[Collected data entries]
▼▼▼

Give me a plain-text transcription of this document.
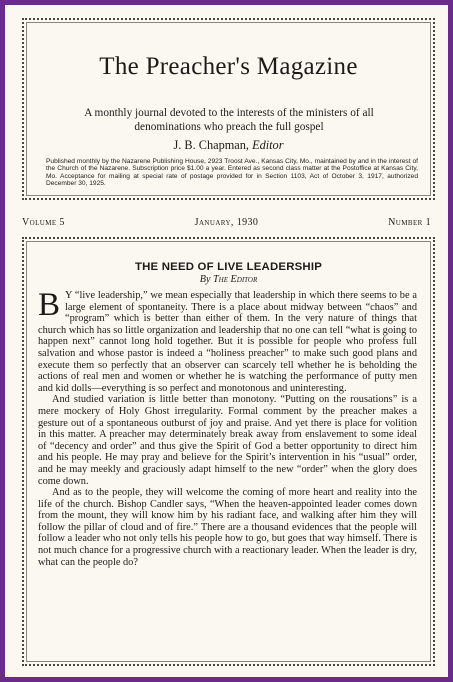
The Preacher's Magazine
A monthly journal devoted to the interests of the ministers of all denominations who preach the full gospel
J. B. Chapman, Editor
Published monthly by the Nazarene Publishing House, 2923 Troost Ave., Kansas City, Mo., maintained by and in the interest of the Church of the Nazarene. Subscription price $1.00 a year. Entered as second class matter at the Postoffice at Kansas City, Mo. Acceptance for mailing at special rate of postage provided for in Section 1103, Act of October 3, 1917, authorized December 30, 1925.
Volume 5	January, 1930	Number 1
THE NEED OF LIVE LEADERSHIP
By The Editor

B Y “live leadership,” we mean especially that leadership in which there seems to be a large element of spontaneity. There is a place about midway between “chaos” and “program” which is better than either of them. In the very nature of things that church which has so little organization and leadership that no one can tell “what is going to happen next” cannot long hold together. But it is possible for people who profess full salvation and whose pastor is indeed a “holiness preacher” to make such good plans and execute them so perfectly that an observer can scarcely tell whether he is beholding the actions of real men and women or whether he is watching the performance of putty men and kid dolls—everything is so perfect and monotonous and uninteresting.

And studied variation is little better than monotony. “Putting on the rousations” is a mere mockery of Holy Ghost irregularity. Formal comment by the preacher makes a gesture out of a spontaneous outburst of joy and praise. And yet there is place for volition in this matter. A preacher may determinately break away from enslavement to some ideal of “decency and order” and thus give the Spirit of God a better opportunity to direct him and his people. He may pray and believe for the Spirit’s intervention in his “usual” order, and he may meekly and graciously adapt himself to the new “order” when the glory does come down.

And as to the people, they will welcome the coming of more heart and reality into the life of the church. Bishop Candler says, “When the heaven-appointed leader comes down from the mount, they will know him by his radiant face, and walking after him they will follow the pillar of cloud and of fire.” There are a thousand evidences that the people will follow a leader who not only tells his people how to go, but goes that way himself. There is not much chance for a progressive church with a reactionary leader. When the leader is dry, what can the people do?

▲▲▲

**YOUR TASK:**
From the listing above, pick out each line where the word "monthly" appears.

**FINAL ANSWER:**
A monthly journal devoted to the interests of the ministers of all denominations who preach the full gospel
Published monthly by the Nazarene Publishing House, 2923 Troost Ave., Kansas City, Mo., maintained by and in the interest of the Church of the Nazarene. Subscription price $1.00 a year. Entered as second class matter at the Postoffice at Kansas City, Mo. Acceptance for mailing at special rate of postage provided for in Section 1103, Act of October 3, 1917, authorized December 30, 1925.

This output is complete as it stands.